** start **

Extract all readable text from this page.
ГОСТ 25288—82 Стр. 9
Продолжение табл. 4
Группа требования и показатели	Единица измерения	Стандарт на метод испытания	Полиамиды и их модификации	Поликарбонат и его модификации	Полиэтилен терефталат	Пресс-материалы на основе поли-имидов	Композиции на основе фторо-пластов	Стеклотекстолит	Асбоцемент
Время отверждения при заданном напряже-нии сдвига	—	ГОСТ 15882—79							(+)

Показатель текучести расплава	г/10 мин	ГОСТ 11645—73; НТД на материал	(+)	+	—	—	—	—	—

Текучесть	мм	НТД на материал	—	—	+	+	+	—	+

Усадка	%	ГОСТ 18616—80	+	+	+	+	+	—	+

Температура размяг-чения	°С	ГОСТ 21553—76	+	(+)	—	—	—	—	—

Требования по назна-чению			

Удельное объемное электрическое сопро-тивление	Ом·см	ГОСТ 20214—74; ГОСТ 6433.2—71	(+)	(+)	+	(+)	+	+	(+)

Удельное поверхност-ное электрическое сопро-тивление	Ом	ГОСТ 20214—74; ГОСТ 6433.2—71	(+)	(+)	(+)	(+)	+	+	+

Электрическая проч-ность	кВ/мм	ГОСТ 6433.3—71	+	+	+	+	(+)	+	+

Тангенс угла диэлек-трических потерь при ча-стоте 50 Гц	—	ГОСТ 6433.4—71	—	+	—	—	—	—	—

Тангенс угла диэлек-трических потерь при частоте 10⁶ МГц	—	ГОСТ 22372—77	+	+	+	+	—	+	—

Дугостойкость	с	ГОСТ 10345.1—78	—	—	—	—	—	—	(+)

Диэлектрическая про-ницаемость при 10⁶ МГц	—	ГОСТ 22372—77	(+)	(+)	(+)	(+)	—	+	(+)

** end **

- _REQUIREMENT_: Each line of the material must be restated exactly.

- _SOLUTION_:
Extract all readable text from this page.
ГОСТ 25288—82 Стр. 9
Продолжение табл. 4
Группа требования и показатели	Единица измерения	Стандарт на метод испытания	Полиамиды и их модификации	Поликарбонат и его модификации	Полиэтилен терефталат	Пресс-материалы на основе поли-имидов	Композиции на основе фторо-пластов	Стеклотекстолит	Асбоцемент
Время отверждения при заданном напряже-нии сдвига	—	ГОСТ 15882—79							(+)

Показатель текучести расплава	г/10 мин	ГОСТ 11645—73; НТД на материал	(+)	+	—	—	—	—	—

Текучесть	мм	НТД на материал	—	—	+	+	+	—	+

Усадка	%	ГОСТ 18616—80	+	+	+	+	+	—	+

Температура размяг-чения	°С	ГОСТ 21553—76	+	(+)	—	—	—	—	—

Требования по назна-чению			

Удельное объемное электрическое сопро-тивление	Ом·см	ГОСТ 20214—74; ГОСТ 6433.2—71	(+)	(+)	+	(+)	+	+	(+)

Удельное поверхност-ное электрическое сопро-тивление	Ом	ГОСТ 20214—74; ГОСТ 6433.2—71	(+)	(+)	(+)	(+)	+	+	+

Электрическая проч-ность	кВ/мм	ГОСТ 6433.3—71	+	+	+	+	(+)	+	+

Тангенс угла диэлек-трических потерь при ча-стоте 50 Гц	—	ГОСТ 6433.4—71	—	+	—	—	—	—	—

Тангенс угла диэлек-трических потерь при частоте 10⁶ МГц	—	ГОСТ 22372—77	+	+	+	+	—	+	—

Дугостойкость	с	ГОСТ 10345.1—78	—	—	—	—	—	—	(+)

Диэлектрическая про-ницаемость при 10⁶ МГц	—	ГОСТ 22372—77	(+)	(+)	(+)	(+)	—	+	(+)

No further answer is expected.